_Aim of the exercise_
Report how many lines below contain the word "City", and give only that number.

_Data supplied_

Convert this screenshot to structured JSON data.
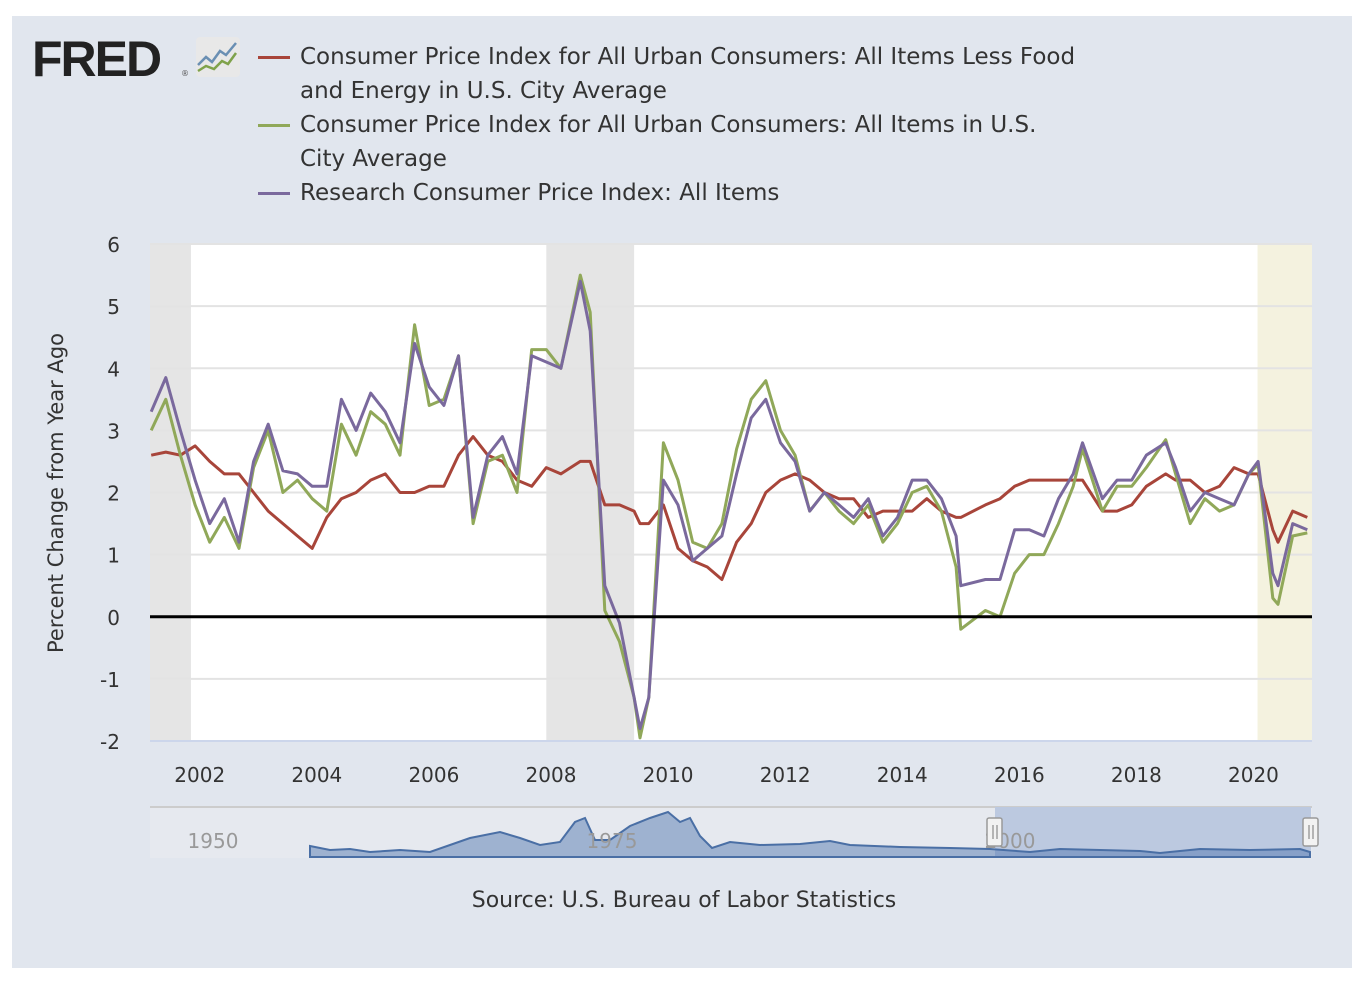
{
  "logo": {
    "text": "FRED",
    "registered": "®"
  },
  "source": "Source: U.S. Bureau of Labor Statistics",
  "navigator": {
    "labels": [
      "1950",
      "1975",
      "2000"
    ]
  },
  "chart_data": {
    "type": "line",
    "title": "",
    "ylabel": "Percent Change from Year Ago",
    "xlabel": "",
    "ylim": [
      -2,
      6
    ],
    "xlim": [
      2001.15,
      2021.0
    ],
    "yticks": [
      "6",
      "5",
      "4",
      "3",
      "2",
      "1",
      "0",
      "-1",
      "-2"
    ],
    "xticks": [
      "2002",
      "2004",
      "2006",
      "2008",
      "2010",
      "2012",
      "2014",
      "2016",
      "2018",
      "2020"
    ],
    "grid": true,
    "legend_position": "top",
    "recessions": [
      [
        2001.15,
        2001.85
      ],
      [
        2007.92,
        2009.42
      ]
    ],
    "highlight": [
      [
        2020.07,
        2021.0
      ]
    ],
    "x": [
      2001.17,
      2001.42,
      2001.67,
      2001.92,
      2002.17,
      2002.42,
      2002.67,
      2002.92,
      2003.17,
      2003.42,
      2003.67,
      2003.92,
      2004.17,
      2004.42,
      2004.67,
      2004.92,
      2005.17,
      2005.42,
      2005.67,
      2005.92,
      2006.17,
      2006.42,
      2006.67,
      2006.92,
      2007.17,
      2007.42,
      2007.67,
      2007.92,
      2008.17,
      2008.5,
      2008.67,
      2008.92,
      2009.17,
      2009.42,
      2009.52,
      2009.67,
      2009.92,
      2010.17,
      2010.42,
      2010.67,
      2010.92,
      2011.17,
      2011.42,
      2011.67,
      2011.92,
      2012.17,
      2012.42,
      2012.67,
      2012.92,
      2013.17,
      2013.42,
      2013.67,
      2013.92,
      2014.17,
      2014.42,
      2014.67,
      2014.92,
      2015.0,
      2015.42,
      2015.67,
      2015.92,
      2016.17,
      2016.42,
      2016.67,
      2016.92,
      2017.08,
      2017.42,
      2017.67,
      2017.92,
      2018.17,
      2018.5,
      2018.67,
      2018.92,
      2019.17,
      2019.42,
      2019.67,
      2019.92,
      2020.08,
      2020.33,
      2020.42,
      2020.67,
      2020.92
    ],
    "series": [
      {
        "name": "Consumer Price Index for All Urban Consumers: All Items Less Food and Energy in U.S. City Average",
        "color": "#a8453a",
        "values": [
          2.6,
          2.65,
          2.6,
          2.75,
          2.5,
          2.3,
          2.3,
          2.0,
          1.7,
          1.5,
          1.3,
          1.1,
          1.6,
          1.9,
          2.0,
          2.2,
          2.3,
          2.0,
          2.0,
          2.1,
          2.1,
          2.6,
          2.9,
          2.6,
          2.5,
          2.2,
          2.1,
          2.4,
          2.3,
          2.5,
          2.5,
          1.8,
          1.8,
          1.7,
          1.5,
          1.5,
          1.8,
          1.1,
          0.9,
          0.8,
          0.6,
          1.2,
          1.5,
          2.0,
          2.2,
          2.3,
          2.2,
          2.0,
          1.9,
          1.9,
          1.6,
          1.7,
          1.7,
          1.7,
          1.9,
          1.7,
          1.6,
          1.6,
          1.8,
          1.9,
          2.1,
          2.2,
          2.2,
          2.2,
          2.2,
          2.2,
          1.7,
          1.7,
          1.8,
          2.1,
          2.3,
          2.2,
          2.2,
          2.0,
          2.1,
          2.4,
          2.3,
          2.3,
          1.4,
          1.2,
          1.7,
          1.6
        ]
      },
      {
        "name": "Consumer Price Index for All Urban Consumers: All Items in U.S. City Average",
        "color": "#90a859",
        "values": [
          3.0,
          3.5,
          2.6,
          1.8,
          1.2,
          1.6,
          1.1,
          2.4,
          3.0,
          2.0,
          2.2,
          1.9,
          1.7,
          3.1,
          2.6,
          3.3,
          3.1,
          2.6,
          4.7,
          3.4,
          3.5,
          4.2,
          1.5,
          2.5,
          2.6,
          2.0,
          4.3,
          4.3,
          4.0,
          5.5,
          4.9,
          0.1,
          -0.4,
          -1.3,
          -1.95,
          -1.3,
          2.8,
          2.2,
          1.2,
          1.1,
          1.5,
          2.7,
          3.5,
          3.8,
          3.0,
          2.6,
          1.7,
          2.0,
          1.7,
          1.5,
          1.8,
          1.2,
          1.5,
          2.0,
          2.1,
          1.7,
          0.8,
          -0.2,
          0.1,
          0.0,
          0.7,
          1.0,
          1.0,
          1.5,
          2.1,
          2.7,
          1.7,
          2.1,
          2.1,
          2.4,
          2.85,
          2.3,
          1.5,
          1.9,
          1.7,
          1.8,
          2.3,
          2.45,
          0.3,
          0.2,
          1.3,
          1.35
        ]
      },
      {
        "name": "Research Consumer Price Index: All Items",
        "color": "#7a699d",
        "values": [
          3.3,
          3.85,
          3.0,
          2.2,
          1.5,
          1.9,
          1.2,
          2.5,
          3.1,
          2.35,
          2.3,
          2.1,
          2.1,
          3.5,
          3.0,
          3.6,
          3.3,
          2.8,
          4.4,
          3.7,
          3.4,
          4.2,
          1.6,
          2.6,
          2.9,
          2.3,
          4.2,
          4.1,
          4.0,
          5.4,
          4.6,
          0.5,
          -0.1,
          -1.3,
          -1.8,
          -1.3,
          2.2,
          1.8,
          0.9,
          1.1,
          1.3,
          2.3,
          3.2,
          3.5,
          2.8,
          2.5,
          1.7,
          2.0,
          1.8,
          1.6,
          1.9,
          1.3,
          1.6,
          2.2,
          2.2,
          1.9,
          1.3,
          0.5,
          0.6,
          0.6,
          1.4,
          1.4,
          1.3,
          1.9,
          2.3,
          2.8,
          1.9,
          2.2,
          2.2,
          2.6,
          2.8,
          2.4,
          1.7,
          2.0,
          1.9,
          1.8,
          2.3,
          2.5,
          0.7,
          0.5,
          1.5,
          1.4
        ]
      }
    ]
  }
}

_The solution_
2